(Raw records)
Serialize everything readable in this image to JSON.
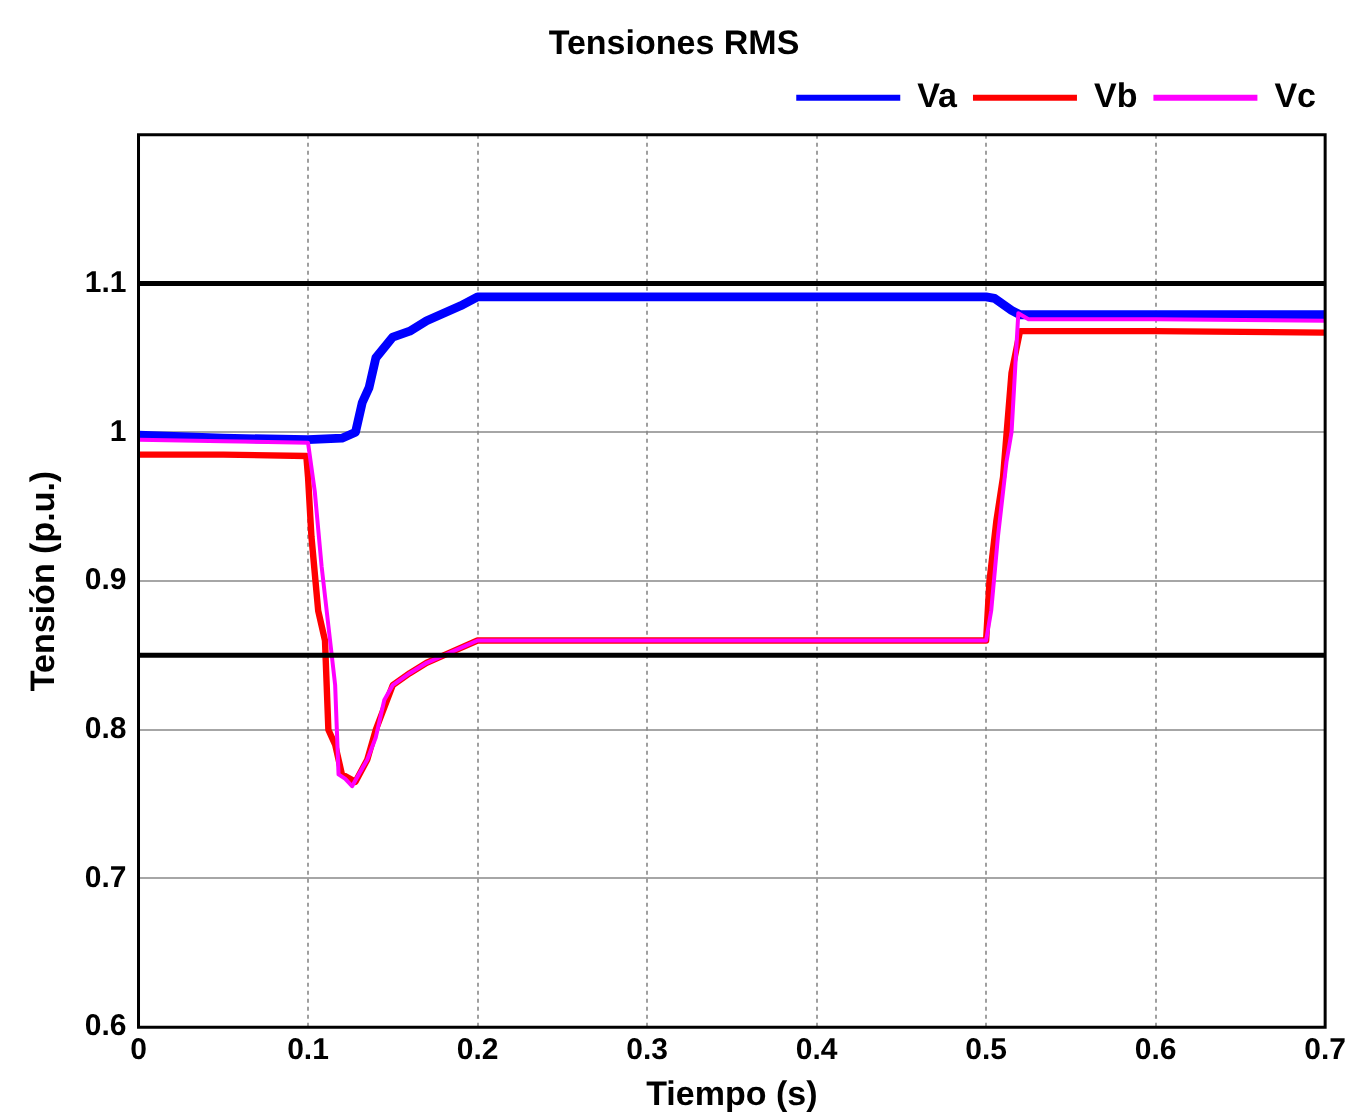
{
  "chart_data": {
    "type": "line",
    "title": "Tensiones RMS",
    "xlabel": "Tiempo (s)",
    "ylabel": "Tensión (p.u.)",
    "xlim": [
      0,
      0.7
    ],
    "xticks": [
      0,
      0.1,
      0.2,
      0.3,
      0.4,
      0.5,
      0.6,
      0.7
    ],
    "ylim": [
      0.6,
      1.2
    ],
    "yticks": [
      0.6,
      0.7,
      0.8,
      0.9,
      1,
      1.1
    ],
    "grid": true,
    "legend": "top right",
    "marker": "none",
    "line_style": "solid",
    "ref_lines": [
      {
        "axis": "y",
        "value": 1.1,
        "color": "#000000"
      },
      {
        "axis": "y",
        "value": 0.85,
        "color": "#000000"
      }
    ],
    "series": [
      {
        "name": "Va",
        "color": "#0000ff",
        "x": [
          0,
          0.05,
          0.1,
          0.12,
          0.128,
          0.132,
          0.136,
          0.14,
          0.15,
          0.16,
          0.17,
          0.18,
          0.19,
          0.2,
          0.3,
          0.4,
          0.5,
          0.505,
          0.515,
          0.52,
          0.6,
          0.7
        ],
        "values": [
          0.998,
          0.996,
          0.995,
          0.996,
          1.0,
          1.02,
          1.03,
          1.05,
          1.064,
          1.068,
          1.075,
          1.08,
          1.085,
          1.091,
          1.091,
          1.091,
          1.091,
          1.09,
          1.082,
          1.079,
          1.079,
          1.079
        ]
      },
      {
        "name": "Vb",
        "color": "#ff0000",
        "x": [
          0,
          0.05,
          0.099,
          0.1,
          0.102,
          0.106,
          0.11,
          0.112,
          0.116,
          0.12,
          0.128,
          0.135,
          0.14,
          0.15,
          0.16,
          0.17,
          0.18,
          0.2,
          0.3,
          0.4,
          0.5,
          0.502,
          0.506,
          0.51,
          0.515,
          0.52,
          0.6,
          0.7
        ],
        "values": [
          0.985,
          0.985,
          0.984,
          0.97,
          0.93,
          0.88,
          0.86,
          0.8,
          0.79,
          0.77,
          0.765,
          0.78,
          0.8,
          0.83,
          0.838,
          0.845,
          0.85,
          0.86,
          0.86,
          0.86,
          0.86,
          0.9,
          0.94,
          0.97,
          1.04,
          1.068,
          1.068,
          1.067
        ]
      },
      {
        "name": "Vc",
        "color": "#ff00ff",
        "x": [
          0,
          0.05,
          0.1,
          0.104,
          0.108,
          0.112,
          0.116,
          0.118,
          0.122,
          0.126,
          0.13,
          0.135,
          0.14,
          0.145,
          0.15,
          0.16,
          0.17,
          0.18,
          0.2,
          0.3,
          0.4,
          0.5,
          0.503,
          0.507,
          0.512,
          0.515,
          0.519,
          0.525,
          0.6,
          0.7
        ],
        "values": [
          0.995,
          0.994,
          0.993,
          0.96,
          0.91,
          0.87,
          0.83,
          0.77,
          0.767,
          0.762,
          0.77,
          0.78,
          0.795,
          0.82,
          0.83,
          0.838,
          0.845,
          0.85,
          0.86,
          0.86,
          0.86,
          0.86,
          0.88,
          0.93,
          0.98,
          1.0,
          1.08,
          1.076,
          1.076,
          1.075
        ]
      }
    ]
  }
}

_What the task asks_
Provide only the count of lines in the material above that hold the word "color".

_Correct answer_
5